Could you write out the records below exactly as they appear?
----
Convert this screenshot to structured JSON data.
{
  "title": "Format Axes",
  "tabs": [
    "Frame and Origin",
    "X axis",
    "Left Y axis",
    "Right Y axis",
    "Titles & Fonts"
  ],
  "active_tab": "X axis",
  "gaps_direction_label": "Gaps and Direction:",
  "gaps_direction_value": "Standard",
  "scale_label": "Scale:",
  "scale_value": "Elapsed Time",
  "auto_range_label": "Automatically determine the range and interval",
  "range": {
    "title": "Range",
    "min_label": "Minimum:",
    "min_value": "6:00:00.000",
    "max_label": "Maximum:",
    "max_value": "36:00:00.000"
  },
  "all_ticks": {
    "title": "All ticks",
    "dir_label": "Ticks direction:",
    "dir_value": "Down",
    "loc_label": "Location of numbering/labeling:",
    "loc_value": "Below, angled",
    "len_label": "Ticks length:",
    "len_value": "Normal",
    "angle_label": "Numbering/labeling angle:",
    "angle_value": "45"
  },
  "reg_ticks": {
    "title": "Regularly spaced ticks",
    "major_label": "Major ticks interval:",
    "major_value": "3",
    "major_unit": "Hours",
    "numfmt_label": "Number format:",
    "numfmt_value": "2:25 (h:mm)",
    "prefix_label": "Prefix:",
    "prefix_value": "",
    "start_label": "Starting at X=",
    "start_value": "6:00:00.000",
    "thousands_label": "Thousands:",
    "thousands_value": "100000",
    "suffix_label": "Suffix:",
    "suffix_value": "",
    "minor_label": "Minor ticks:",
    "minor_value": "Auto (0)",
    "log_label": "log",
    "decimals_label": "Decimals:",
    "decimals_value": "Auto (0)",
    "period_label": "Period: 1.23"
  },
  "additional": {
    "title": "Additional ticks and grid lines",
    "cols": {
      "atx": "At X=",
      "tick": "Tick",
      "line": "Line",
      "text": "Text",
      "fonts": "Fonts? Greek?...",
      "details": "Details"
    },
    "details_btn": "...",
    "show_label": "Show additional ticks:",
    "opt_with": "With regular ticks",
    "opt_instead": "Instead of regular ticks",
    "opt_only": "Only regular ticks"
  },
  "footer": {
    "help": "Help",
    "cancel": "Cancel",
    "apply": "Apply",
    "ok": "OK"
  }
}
----
▶ Exercise response
Convert this screenshot to structured JSON data.
{
  "title": "Format Axes",
  "tabs": [
    "Frame and Origin",
    "X axis",
    "Left Y axis",
    "Right Y axis",
    "Titles & Fonts"
  ],
  "active_tab": "X axis",
  "gaps_direction_label": "Gaps and Direction:",
  "gaps_direction_value": "Standard",
  "scale_label": "Scale:",
  "scale_value": "Elapsed Time",
  "auto_range_label": "Automatically determine the range and interval",
  "range": {
    "title": "Range",
    "min_label": "Minimum:",
    "min_value": "6:00:00.000",
    "max_label": "Maximum:",
    "max_value": "36:00:00.000"
  },
  "all_ticks": {
    "title": "All ticks",
    "dir_label": "Ticks direction:",
    "dir_value": "Down",
    "loc_label": "Location of numbering/labeling:",
    "loc_value": "Below, angled",
    "len_label": "Ticks length:",
    "len_value": "Normal",
    "angle_label": "Numbering/labeling angle:",
    "angle_value": "45"
  },
  "reg_ticks": {
    "title": "Regularly spaced ticks",
    "major_label": "Major ticks interval:",
    "major_value": "3",
    "major_unit": "Hours",
    "numfmt_label": "Number format:",
    "numfmt_value": "2:25 (h:mm)",
    "prefix_label": "Prefix:",
    "prefix_value": "",
    "start_label": "Starting at X=",
    "start_value": "6:00:00.000",
    "thousands_label": "Thousands:",
    "thousands_value": "100000",
    "suffix_label": "Suffix:",
    "suffix_value": "",
    "minor_label": "Minor ticks:",
    "minor_value": "Auto (0)",
    "log_label": "log",
    "decimals_label": "Decimals:",
    "decimals_value": "Auto (0)",
    "period_label": "Period: 1.23"
  },
  "additional": {
    "title": "Additional ticks and grid lines",
    "cols": {
      "atx": "At X=",
      "tick": "Tick",
      "line": "Line",
      "text": "Text",
      "fonts": "Fonts? Greek?...",
      "details": "Details"
    },
    "details_btn": "...",
    "show_label": "Show additional ticks:",
    "opt_with": "With regular ticks",
    "opt_instead": "Instead of regular ticks",
    "opt_only": "Only regular ticks"
  },
  "footer": {
    "help": "Help",
    "cancel": "Cancel",
    "apply": "Apply",
    "ok": "OK"
  }
}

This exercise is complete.